> _JOB_: Of all the lines in the material, how many include the word "text"? Give only the number.
---------- DATASET ----------
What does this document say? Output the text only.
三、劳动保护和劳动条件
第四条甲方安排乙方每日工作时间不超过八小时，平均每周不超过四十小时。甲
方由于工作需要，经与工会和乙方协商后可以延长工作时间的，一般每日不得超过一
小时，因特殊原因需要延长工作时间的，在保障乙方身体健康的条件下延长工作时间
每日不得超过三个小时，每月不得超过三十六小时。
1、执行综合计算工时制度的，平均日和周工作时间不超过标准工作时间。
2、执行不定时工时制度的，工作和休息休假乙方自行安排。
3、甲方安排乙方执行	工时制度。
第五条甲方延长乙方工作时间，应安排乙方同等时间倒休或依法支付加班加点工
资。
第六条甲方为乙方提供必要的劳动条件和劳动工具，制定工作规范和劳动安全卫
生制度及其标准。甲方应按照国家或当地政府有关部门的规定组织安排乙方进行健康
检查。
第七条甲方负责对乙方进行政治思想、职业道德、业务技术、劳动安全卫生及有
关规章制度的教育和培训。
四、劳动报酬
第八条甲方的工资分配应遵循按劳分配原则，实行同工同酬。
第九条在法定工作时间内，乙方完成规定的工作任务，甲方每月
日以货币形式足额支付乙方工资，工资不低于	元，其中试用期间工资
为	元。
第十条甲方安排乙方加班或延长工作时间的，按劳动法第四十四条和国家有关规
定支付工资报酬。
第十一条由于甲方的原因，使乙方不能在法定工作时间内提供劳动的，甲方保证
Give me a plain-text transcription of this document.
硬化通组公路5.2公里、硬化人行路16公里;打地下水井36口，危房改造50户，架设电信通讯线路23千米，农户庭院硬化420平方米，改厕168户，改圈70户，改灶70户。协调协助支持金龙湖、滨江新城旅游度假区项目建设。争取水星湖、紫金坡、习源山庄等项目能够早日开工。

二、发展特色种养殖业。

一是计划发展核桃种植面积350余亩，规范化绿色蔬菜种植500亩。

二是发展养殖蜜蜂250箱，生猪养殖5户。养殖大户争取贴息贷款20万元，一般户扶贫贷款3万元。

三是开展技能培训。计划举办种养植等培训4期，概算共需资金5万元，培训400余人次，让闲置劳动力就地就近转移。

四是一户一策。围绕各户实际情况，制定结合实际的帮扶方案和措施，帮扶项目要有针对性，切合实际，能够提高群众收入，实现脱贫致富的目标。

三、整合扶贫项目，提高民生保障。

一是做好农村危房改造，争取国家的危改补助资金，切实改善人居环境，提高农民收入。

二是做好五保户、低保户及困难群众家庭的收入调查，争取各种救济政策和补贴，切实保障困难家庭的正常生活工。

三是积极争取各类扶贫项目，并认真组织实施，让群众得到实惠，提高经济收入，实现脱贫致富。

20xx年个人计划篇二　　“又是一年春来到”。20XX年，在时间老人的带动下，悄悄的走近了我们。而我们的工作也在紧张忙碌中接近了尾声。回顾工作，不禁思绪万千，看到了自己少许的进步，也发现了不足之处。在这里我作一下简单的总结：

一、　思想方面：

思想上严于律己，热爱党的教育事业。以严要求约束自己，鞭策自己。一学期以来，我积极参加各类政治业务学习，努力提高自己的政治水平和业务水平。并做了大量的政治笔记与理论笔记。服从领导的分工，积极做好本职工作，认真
----------
> _TASK OUTPUT_: 2